Read the records and write them out again exactly.
•••
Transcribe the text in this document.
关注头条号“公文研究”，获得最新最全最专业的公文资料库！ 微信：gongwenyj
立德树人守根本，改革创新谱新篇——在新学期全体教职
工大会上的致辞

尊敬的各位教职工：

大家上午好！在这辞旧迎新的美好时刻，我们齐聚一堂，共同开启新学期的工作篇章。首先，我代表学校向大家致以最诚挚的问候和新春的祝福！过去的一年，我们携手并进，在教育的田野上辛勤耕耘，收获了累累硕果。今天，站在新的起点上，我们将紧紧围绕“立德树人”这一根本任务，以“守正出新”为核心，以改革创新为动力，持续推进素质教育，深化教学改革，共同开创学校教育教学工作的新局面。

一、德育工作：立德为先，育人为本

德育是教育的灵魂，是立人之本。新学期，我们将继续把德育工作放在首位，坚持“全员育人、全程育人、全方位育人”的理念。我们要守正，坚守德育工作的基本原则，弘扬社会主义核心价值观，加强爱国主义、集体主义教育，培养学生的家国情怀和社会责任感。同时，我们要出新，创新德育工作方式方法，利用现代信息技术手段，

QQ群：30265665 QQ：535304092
•••
__THE RESULT__:
Transcribe the text in this document.
关注头条号“公文研究”，获得最新最全最专业的公文资料库！ 微信：gongwenyj
立德树人守根本，改革创新谱新篇——在新学期全体教职
工大会上的致辞

尊敬的各位教职工：

大家上午好！在这辞旧迎新的美好时刻，我们齐聚一堂，共同开启新学期的工作篇章。首先，我代表学校向大家致以最诚挚的问候和新春的祝福！过去的一年，我们携手并进，在教育的田野上辛勤耕耘，收获了累累硕果。今天，站在新的起点上，我们将紧紧围绕“立德树人”这一根本任务，以“守正出新”为核心，以改革创新为动力，持续推进素质教育，深化教学改革，共同开创学校教育教学工作的新局面。

一、德育工作：立德为先，育人为本

德育是教育的灵魂，是立人之本。新学期，我们将继续把德育工作放在首位，坚持“全员育人、全程育人、全方位育人”的理念。我们要守正，坚守德育工作的基本原则，弘扬社会主义核心价值观，加强爱国主义、集体主义教育，培养学生的家国情怀和社会责任感。同时，我们要出新，创新德育工作方式方法，利用现代信息技术手段，

QQ群：30265665 QQ：535304092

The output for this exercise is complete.